╭─ EXTRACTED ENTRIES
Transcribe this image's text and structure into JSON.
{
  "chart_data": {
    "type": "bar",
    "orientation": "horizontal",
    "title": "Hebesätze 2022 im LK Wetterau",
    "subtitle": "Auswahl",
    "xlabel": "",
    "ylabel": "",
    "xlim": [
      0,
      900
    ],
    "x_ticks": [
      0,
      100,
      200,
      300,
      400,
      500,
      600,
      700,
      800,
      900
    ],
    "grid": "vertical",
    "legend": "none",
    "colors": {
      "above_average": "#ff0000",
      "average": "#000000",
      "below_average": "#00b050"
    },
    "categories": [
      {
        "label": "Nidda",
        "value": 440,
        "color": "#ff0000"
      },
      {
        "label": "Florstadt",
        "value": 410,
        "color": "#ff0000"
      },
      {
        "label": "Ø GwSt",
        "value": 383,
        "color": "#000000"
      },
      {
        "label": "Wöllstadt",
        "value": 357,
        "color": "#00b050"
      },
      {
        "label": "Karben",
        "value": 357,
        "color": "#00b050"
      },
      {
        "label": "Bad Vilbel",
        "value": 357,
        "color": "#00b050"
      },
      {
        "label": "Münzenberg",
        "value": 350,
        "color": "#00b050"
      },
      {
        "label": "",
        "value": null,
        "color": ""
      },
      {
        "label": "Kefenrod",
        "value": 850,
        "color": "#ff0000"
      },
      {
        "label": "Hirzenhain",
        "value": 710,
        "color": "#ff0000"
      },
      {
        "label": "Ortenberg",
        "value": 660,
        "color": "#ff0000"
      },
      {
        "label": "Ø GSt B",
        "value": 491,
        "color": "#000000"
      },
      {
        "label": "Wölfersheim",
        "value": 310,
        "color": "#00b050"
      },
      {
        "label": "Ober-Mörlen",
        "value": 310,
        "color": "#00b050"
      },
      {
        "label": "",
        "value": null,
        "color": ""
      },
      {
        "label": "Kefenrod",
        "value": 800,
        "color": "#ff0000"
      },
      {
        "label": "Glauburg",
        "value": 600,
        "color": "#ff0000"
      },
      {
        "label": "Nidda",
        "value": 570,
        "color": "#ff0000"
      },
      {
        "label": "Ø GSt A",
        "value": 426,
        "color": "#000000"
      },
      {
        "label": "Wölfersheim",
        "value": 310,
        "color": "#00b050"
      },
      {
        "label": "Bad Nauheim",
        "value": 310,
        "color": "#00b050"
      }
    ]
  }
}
╰─
EXERCISE REQUIREMENTS: Reproduce the full listing above, character for character.

ANSWER FOR THE TASK:
Transcribe this image's text and structure into JSON.
{
  "chart_data": {
    "type": "bar",
    "orientation": "horizontal",
    "title": "Hebesätze 2022 im LK Wetterau",
    "subtitle": "Auswahl",
    "xlabel": "",
    "ylabel": "",
    "xlim": [
      0,
      900
    ],
    "x_ticks": [
      0,
      100,
      200,
      300,
      400,
      500,
      600,
      700,
      800,
      900
    ],
    "grid": "vertical",
    "legend": "none",
    "colors": {
      "above_average": "#ff0000",
      "average": "#000000",
      "below_average": "#00b050"
    },
    "categories": [
      {
        "label": "Nidda",
        "value": 440,
        "color": "#ff0000"
      },
      {
        "label": "Florstadt",
        "value": 410,
        "color": "#ff0000"
      },
      {
        "label": "Ø GwSt",
        "value": 383,
        "color": "#000000"
      },
      {
        "label": "Wöllstadt",
        "value": 357,
        "color": "#00b050"
      },
      {
        "label": "Karben",
        "value": 357,
        "color": "#00b050"
      },
      {
        "label": "Bad Vilbel",
        "value": 357,
        "color": "#00b050"
      },
      {
        "label": "Münzenberg",
        "value": 350,
        "color": "#00b050"
      },
      {
        "label": "",
        "value": null,
        "color": ""
      },
      {
        "label": "Kefenrod",
        "value": 850,
        "color": "#ff0000"
      },
      {
        "label": "Hirzenhain",
        "value": 710,
        "color": "#ff0000"
      },
      {
        "label": "Ortenberg",
        "value": 660,
        "color": "#ff0000"
      },
      {
        "label": "Ø GSt B",
        "value": 491,
        "color": "#000000"
      },
      {
        "label": "Wölfersheim",
        "value": 310,
        "color": "#00b050"
      },
      {
        "label": "Ober-Mörlen",
        "value": 310,
        "color": "#00b050"
      },
      {
        "label": "",
        "value": null,
        "color": ""
      },
      {
        "label": "Kefenrod",
        "value": 800,
        "color": "#ff0000"
      },
      {
        "label": "Glauburg",
        "value": 600,
        "color": "#ff0000"
      },
      {
        "label": "Nidda",
        "value": 570,
        "color": "#ff0000"
      },
      {
        "label": "Ø GSt A",
        "value": 426,
        "color": "#000000"
      },
      {
        "label": "Wölfersheim",
        "value": 310,
        "color": "#00b050"
      },
      {
        "label": "Bad Nauheim",
        "value": 310,
        "color": "#00b050"
      }
    ]
  }
}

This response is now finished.